— Begin DOCUMENT PASSAGE —

Tuesday, 11 June 2013

Magehunter playthrough

Written by Paul Mason, artwork by Russ Nicholson

Yes, I'm still around.

You may have thought that I'd got lost somewhere in Leeds, but no, I've survived. I'm now back in Hampshire, and have been spending the last few weeks ensuring suitable new employment. Now that this is all set and resolved, I can try to piece together the ruins of what was once a weekly schedule.

So to start with, I want to thank Stuart Lloyd for this book. It's the last of the books that are relatively tricky to find, so now I'm on relatively easy streets in terms of finding the last few remaining Fighting Fantasy gamebooks.

In this book, you are a mage hunter. It is your task to hunt town wizards, using only your skill and guile. You then, upon finding someone suspected of witchcraft, extract a confession from them by means of brutal torture. Upon confession, the victim is then tied to a pyre in the town square and burned alive, screaming in agony. Y'know, I think I might know why this book wasn't republished. There's really just no way to make the gruesome torture and murder that hundreds of people suffered under the inquisition sound like a fun adventure for kids.

— End DOCUMENT PASSAGE —

INSTRUCTIONS TO FOLLOW: Carry on the Magehunter playthrough post from its last sentence, keeping the same voice.

— Begin DATA EXCERPTS —

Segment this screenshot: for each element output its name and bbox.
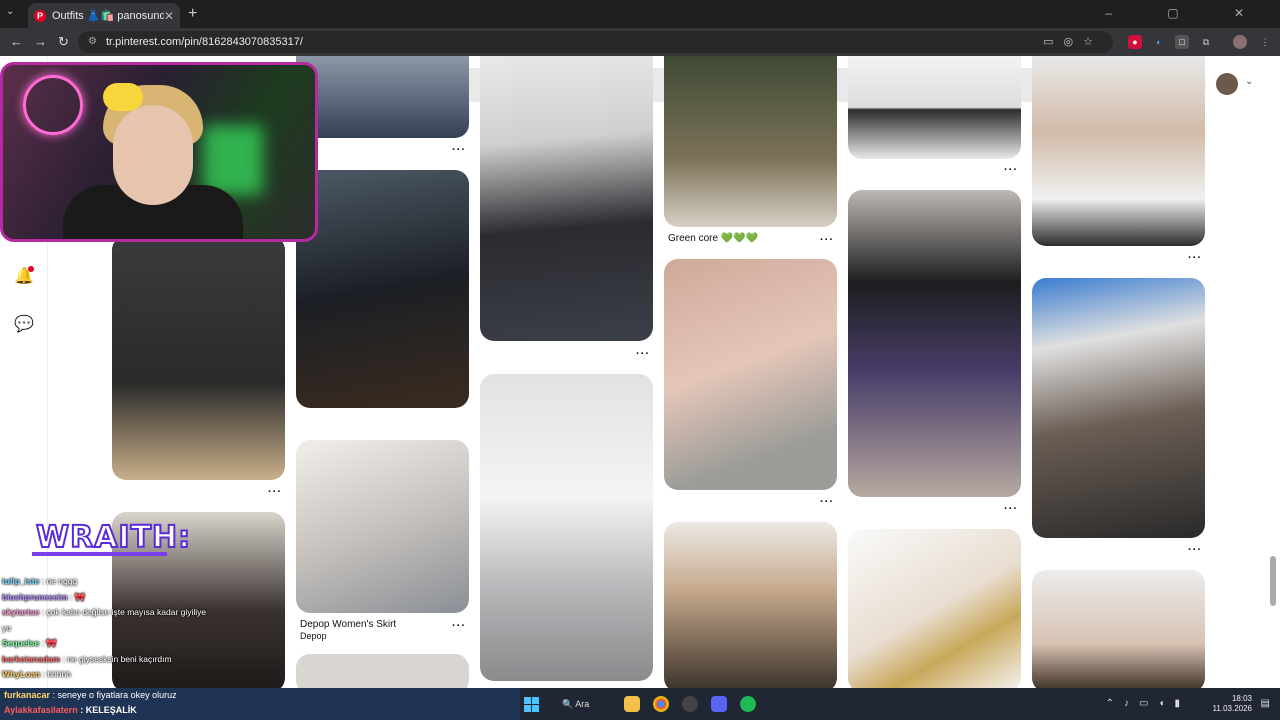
file-explorer-icon[interactable] (624, 696, 640, 712)
chat-message: skytartse : çok kalın değilse işte mayıs… (2, 607, 207, 633)
browser-toolbar: ← → ↻ ⚙ tr.pinterest.com/pin/81628430708… (0, 28, 1280, 56)
pin-card[interactable] (296, 654, 469, 688)
extension-red-icon[interactable]: ● (1128, 35, 1142, 49)
pin-more-icon[interactable]: ··· (268, 486, 282, 498)
tab-search-button[interactable]: ⌄ (6, 6, 14, 17)
chat-message: barkotanadam : ne giysesksin beni kaçırd… (2, 653, 172, 664)
messages-icon[interactable]: 💬 (14, 314, 34, 334)
pin-title: Green core 💚💚💚 (668, 233, 759, 244)
taskbar-search[interactable]: 🔍 Ara (562, 694, 610, 714)
extension-audio-icon[interactable]: ◖ (1151, 35, 1165, 49)
stream-chat: tulip_iste : ne nggg blushpruneseim : 🎀 … (2, 574, 212, 683)
chat-message: WhyLoan : hhhhh (2, 669, 71, 679)
pin-more-icon[interactable]: ··· (820, 234, 834, 246)
address-bar[interactable]: ⚙ tr.pinterest.com/pin/8162843070835317/… (78, 31, 1113, 53)
chrome-icon[interactable] (653, 696, 669, 712)
start-icon[interactable] (524, 697, 539, 712)
tab-title: Outfits 👗🛍️ panosundaki Pin (52, 10, 164, 22)
close-tab-icon[interactable]: ✕ (164, 9, 174, 23)
spotify-icon[interactable] (740, 696, 756, 712)
pin-more-icon[interactable]: ··· (1004, 164, 1018, 176)
window-controls[interactable]: – ▢ ✕ (1105, 6, 1270, 20)
pin-more-icon[interactable]: ··· (636, 348, 650, 360)
account-chevron-down-icon[interactable]: ⌄ (1245, 76, 1253, 87)
omnibox-actions-icon[interactable]: ▭◎☆ (1043, 31, 1103, 53)
back-icon[interactable]: ← (10, 34, 23, 49)
url-text: tr.pinterest.com/pin/8162843070835317/ (106, 36, 303, 48)
user-avatar[interactable] (1216, 73, 1238, 95)
tab-active[interactable]: P Outfits 👗🛍️ panosundaki Pin ✕ (28, 3, 180, 28)
extensions-puzzle-icon[interactable]: ⧉ (1199, 35, 1213, 49)
extension-icon[interactable]: □ (1175, 35, 1189, 49)
pin-card[interactable] (664, 522, 837, 688)
pin-card[interactable] (480, 374, 653, 681)
pinterest-icon: P (34, 9, 46, 22)
pin-card[interactable] (848, 529, 1021, 688)
background-light (203, 125, 263, 195)
webcam-overlay (0, 62, 318, 242)
pin-card[interactable] (664, 56, 837, 227)
chat-message: furkanacar : seneye o fiyatlara okey olu… (4, 690, 177, 700)
chat-message: Sequelse : 🎀 (2, 638, 57, 648)
plush-toy (103, 83, 143, 111)
pin-card[interactable] (848, 56, 1021, 159)
streamer-face (113, 105, 193, 205)
profile-avatar-icon[interactable] (1233, 35, 1247, 49)
pin-card[interactable] (296, 440, 469, 613)
pin-card[interactable] (1032, 56, 1205, 246)
page-scrollbar[interactable] (1270, 556, 1276, 606)
reload-icon[interactable]: ↻ (58, 34, 69, 50)
chat-message: Aylakkafasilatern : KELEŞALİK (4, 705, 137, 715)
pin-card[interactable] (848, 190, 1021, 497)
pin-card[interactable] (480, 56, 653, 341)
neon-sign (23, 75, 83, 135)
pin-more-icon[interactable]: ··· (820, 496, 834, 508)
discord-icon[interactable] (711, 696, 727, 712)
notification-dot (28, 266, 34, 272)
pin-card[interactable] (1032, 570, 1205, 688)
pin-card[interactable] (664, 259, 837, 490)
pin-title: Depop Women's Skirt (300, 619, 397, 630)
pin-card[interactable] (296, 56, 469, 138)
forward-icon[interactable]: → (34, 34, 47, 49)
system-tray-icons[interactable]: ⌃♪▭◖▮ (1106, 698, 1190, 709)
notifications-icon[interactable]: ▤ (1261, 698, 1270, 709)
chat-message: tulip_iste : ne nggg (2, 576, 78, 586)
notifications-bell-icon[interactable]: 🔔 (14, 266, 34, 286)
pin-more-icon[interactable]: ··· (452, 620, 466, 632)
pin-card[interactable] (296, 170, 469, 408)
pin-more-icon[interactable]: ··· (452, 144, 466, 156)
overlay-underline (32, 552, 167, 556)
browser-titlebar: ⌄ P Outfits 👗🛍️ panosundaki Pin ✕ + – ▢ … (0, 0, 1280, 28)
chat-message: blushpruneseim : 🎀 (2, 591, 86, 602)
bottom-chat-overlay: furkanacar : seneye o fiyatlara okey olu… (0, 688, 520, 720)
pin-card[interactable] (1032, 278, 1205, 538)
pin-more-icon[interactable]: ··· (1188, 544, 1202, 556)
site-info-icon[interactable]: ⚙ (88, 31, 97, 53)
pin-card[interactable] (112, 236, 285, 480)
pin-subtitle: Depop (300, 631, 327, 641)
obs-icon[interactable] (682, 696, 698, 712)
overlay-title: WRAITH: (35, 519, 192, 556)
pin-more-icon[interactable]: ··· (1004, 503, 1018, 515)
browser-menu-icon[interactable]: ⋮ (1258, 35, 1272, 49)
taskbar-clock[interactable]: 18:03 11.03.2026 (1213, 694, 1252, 714)
pin-more-icon[interactable]: ··· (1188, 252, 1202, 264)
new-tab-button[interactable]: + (188, 5, 197, 23)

— End DATA EXCERPTS —

ANSWER TO THE PROBLEM:
We start off this particularly jovial adventure at a funeral. No, really. You've arrived back in town, with a freshly-captured wizard in tow, to find that the Margrave of the realm has died and everyone is in mourning. The misery is disrupted when there's a loud crash which shakes the castle.

Rushing to the dungeons, we find that the wizard has fled with the Margrave's heir. The game tries to portray this as a kidnapping, but even at this stage, it's clear that the Margrave's heir has helped the wizard escape for some reason. We may find the reasons behind this later, if we survive that long.

Without any real direction, we head to the wizard's lair, where we had recently captured him. Recovering and studying his spellbook, we uncover the spell that he used to escape the dungeon. I attempt to cast the spell myself, but it only causes a large heft of green smoke to fill the area, alerting the guards. I'm dragged before the lord of the realm who says "You tried to cast a spell, so you're a wizard. We'll burn you at dawn."

So, let's retry this adventure from the start, shall we?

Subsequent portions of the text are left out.